(Collected data entries)
....

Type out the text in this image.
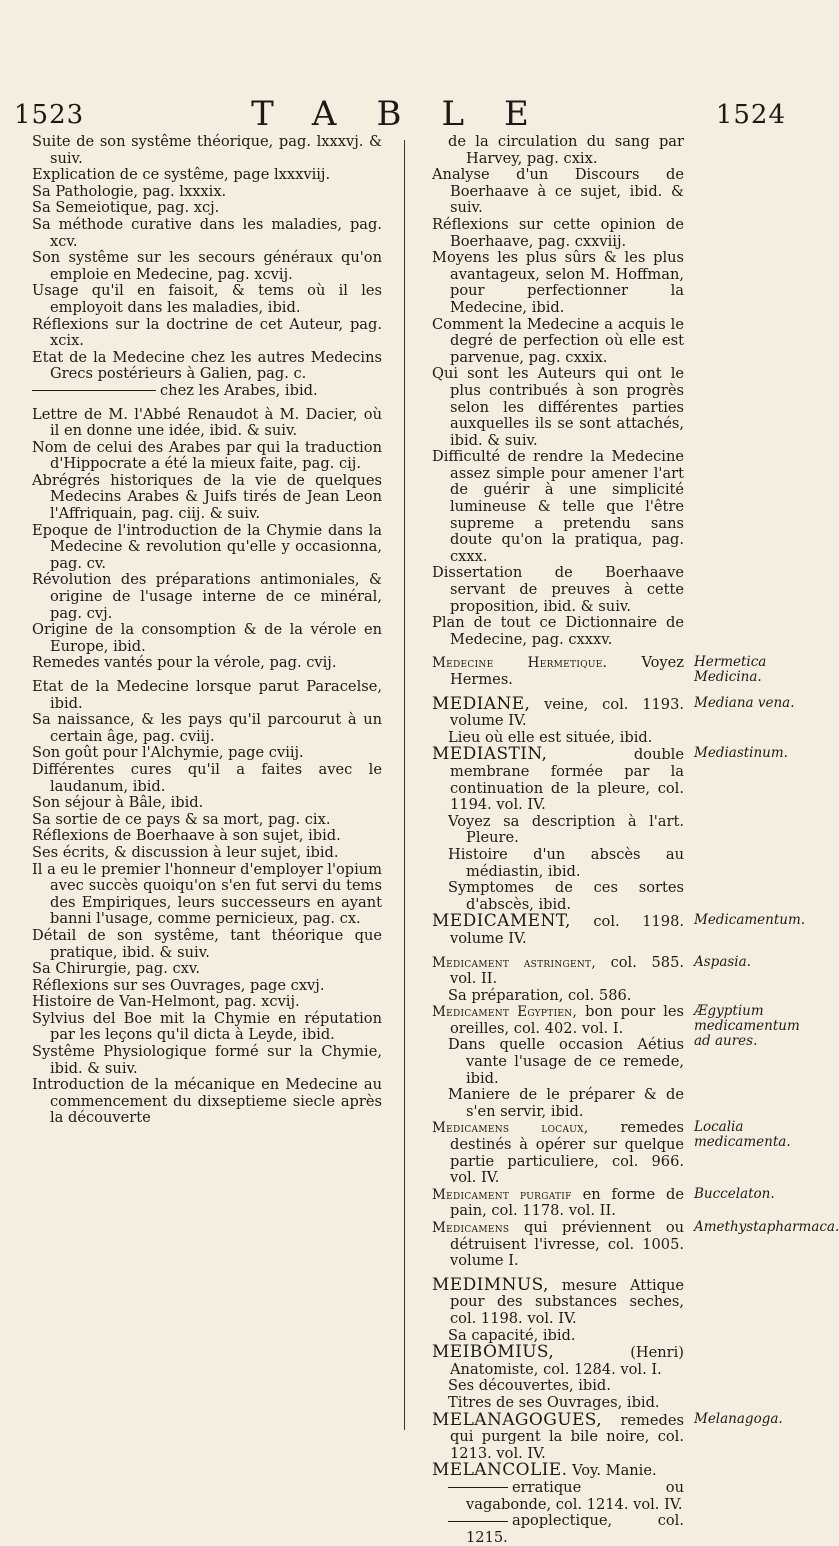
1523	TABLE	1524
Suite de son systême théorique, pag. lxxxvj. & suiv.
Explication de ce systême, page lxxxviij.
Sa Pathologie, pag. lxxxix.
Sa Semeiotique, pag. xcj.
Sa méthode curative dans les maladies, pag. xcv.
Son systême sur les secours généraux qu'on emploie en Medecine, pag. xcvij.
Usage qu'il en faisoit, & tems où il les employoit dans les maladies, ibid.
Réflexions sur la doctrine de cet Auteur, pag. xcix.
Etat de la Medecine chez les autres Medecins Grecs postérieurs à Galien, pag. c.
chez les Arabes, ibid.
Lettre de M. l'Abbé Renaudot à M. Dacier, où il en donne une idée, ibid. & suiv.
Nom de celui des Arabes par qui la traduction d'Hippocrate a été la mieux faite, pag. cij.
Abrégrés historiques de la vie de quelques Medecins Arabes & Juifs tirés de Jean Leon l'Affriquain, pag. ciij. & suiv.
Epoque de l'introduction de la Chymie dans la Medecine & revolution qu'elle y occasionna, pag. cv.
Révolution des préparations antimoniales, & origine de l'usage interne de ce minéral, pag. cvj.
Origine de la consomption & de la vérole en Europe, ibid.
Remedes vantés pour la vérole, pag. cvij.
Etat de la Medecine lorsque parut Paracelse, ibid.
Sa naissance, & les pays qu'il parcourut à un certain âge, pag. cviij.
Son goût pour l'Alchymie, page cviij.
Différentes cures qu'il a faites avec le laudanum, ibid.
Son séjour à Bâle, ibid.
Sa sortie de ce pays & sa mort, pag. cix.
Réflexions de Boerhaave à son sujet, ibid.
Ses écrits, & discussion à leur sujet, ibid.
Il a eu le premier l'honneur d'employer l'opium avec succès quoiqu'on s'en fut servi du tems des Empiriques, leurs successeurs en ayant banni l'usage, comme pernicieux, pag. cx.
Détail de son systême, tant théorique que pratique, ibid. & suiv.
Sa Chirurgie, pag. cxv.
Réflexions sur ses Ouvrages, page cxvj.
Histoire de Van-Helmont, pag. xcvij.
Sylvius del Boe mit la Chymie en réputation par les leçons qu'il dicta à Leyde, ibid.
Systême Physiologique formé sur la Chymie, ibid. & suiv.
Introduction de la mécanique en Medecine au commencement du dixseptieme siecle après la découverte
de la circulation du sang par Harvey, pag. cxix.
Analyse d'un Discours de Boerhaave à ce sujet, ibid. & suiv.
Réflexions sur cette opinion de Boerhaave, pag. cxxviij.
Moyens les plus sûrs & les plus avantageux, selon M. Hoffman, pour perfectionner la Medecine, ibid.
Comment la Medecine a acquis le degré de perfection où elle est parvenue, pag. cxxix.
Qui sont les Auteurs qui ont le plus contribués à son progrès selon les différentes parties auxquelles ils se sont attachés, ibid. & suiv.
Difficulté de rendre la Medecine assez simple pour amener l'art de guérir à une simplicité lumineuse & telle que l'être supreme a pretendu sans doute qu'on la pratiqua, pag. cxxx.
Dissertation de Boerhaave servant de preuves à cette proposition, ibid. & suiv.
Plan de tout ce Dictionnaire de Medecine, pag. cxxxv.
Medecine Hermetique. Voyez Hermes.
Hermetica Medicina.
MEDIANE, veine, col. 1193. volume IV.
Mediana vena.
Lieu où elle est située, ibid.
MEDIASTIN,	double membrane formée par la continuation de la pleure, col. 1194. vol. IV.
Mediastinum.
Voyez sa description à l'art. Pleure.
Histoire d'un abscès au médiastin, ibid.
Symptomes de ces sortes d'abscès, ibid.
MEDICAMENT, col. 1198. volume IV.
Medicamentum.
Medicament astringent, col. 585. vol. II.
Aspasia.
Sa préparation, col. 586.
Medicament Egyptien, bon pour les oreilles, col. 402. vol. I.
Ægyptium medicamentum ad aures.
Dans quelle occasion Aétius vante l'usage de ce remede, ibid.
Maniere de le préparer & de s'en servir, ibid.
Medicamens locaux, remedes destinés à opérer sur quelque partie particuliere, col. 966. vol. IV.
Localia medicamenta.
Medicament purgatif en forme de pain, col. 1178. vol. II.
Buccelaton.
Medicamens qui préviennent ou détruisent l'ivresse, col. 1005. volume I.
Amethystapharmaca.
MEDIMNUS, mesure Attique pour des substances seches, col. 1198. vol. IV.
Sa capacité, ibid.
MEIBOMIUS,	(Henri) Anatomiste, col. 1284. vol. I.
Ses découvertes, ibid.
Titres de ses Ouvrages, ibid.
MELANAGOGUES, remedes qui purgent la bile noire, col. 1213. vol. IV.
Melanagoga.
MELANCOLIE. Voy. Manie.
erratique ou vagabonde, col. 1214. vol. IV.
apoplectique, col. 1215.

....

- _Work to do_: Quote the records in full and exactly; skip any image.

- _Result below_:
Type out the text in this image.
1523	TABLE	1524
Suite de son systême théorique, pag. lxxxvj. & suiv.
Explication de ce systême, page lxxxviij.
Sa Pathologie, pag. lxxxix.
Sa Semeiotique, pag. xcj.
Sa méthode curative dans les maladies, pag. xcv.
Son systême sur les secours généraux qu'on emploie en Medecine, pag. xcvij.
Usage qu'il en faisoit, & tems où il les employoit dans les maladies, ibid.
Réflexions sur la doctrine de cet Auteur, pag. xcix.
Etat de la Medecine chez les autres Medecins Grecs postérieurs à Galien, pag. c.
chez les Arabes, ibid.
Lettre de M. l'Abbé Renaudot à M. Dacier, où il en donne une idée, ibid. & suiv.
Nom de celui des Arabes par qui la traduction d'Hippocrate a été la mieux faite, pag. cij.
Abrégrés historiques de la vie de quelques Medecins Arabes & Juifs tirés de Jean Leon l'Affriquain, pag. ciij. & suiv.
Epoque de l'introduction de la Chymie dans la Medecine & revolution qu'elle y occasionna, pag. cv.
Révolution des préparations antimoniales, & origine de l'usage interne de ce minéral, pag. cvj.
Origine de la consomption & de la vérole en Europe, ibid.
Remedes vantés pour la vérole, pag. cvij.
Etat de la Medecine lorsque parut Paracelse, ibid.
Sa naissance, & les pays qu'il parcourut à un certain âge, pag. cviij.
Son goût pour l'Alchymie, page cviij.
Différentes cures qu'il a faites avec le laudanum, ibid.
Son séjour à Bâle, ibid.
Sa sortie de ce pays & sa mort, pag. cix.
Réflexions de Boerhaave à son sujet, ibid.
Ses écrits, & discussion à leur sujet, ibid.
Il a eu le premier l'honneur d'employer l'opium avec succès quoiqu'on s'en fut servi du tems des Empiriques, leurs successeurs en ayant banni l'usage, comme pernicieux, pag. cx.
Détail de son systême, tant théorique que pratique, ibid. & suiv.
Sa Chirurgie, pag. cxv.
Réflexions sur ses Ouvrages, page cxvj.
Histoire de Van-Helmont, pag. xcvij.
Sylvius del Boe mit la Chymie en réputation par les leçons qu'il dicta à Leyde, ibid.
Systême Physiologique formé sur la Chymie, ibid. & suiv.
Introduction de la mécanique en Medecine au commencement du dixseptieme siecle après la découverte
de la circulation du sang par Harvey, pag. cxix.
Analyse d'un Discours de Boerhaave à ce sujet, ibid. & suiv.
Réflexions sur cette opinion de Boerhaave, pag. cxxviij.
Moyens les plus sûrs & les plus avantageux, selon M. Hoffman, pour perfectionner la Medecine, ibid.
Comment la Medecine a acquis le degré de perfection où elle est parvenue, pag. cxxix.
Qui sont les Auteurs qui ont le plus contribués à son progrès selon les différentes parties auxquelles ils se sont attachés, ibid. & suiv.
Difficulté de rendre la Medecine assez simple pour amener l'art de guérir à une simplicité lumineuse & telle que l'être supreme a pretendu sans doute qu'on la pratiqua, pag. cxxx.
Dissertation de Boerhaave servant de preuves à cette proposition, ibid. & suiv.
Plan de tout ce Dictionnaire de Medecine, pag. cxxxv.
Medecine Hermetique. Voyez Hermes.
Hermetica Medicina.
MEDIANE, veine, col. 1193. volume IV.
Mediana vena.
Lieu où elle est située, ibid.
MEDIASTIN,	double membrane formée par la continuation de la pleure, col. 1194. vol. IV.
Mediastinum.
Voyez sa description à l'art. Pleure.
Histoire d'un abscès au médiastin, ibid.
Symptomes de ces sortes d'abscès, ibid.
MEDICAMENT, col. 1198. volume IV.
Medicamentum.
Medicament astringent, col. 585. vol. II.
Aspasia.
Sa préparation, col. 586.
Medicament Egyptien, bon pour les oreilles, col. 402. vol. I.
Ægyptium medicamentum ad aures.
Dans quelle occasion Aétius vante l'usage de ce remede, ibid.
Maniere de le préparer & de s'en servir, ibid.
Medicamens locaux, remedes destinés à opérer sur quelque partie particuliere, col. 966. vol. IV.
Localia medicamenta.
Medicament purgatif en forme de pain, col. 1178. vol. II.
Buccelaton.
Medicamens qui préviennent ou détruisent l'ivresse, col. 1005. volume I.
Amethystapharmaca.
MEDIMNUS, mesure Attique pour des substances seches, col. 1198. vol. IV.
Sa capacité, ibid.
MEIBOMIUS,	(Henri) Anatomiste, col. 1284. vol. I.
Ses découvertes, ibid.
Titres de ses Ouvrages, ibid.
MELANAGOGUES, remedes qui purgent la bile noire, col. 1213. vol. IV.
Melanagoga.
MELANCOLIE. Voy. Manie.
erratique ou vagabonde, col. 1214. vol. IV.
apoplectique, col. 1215.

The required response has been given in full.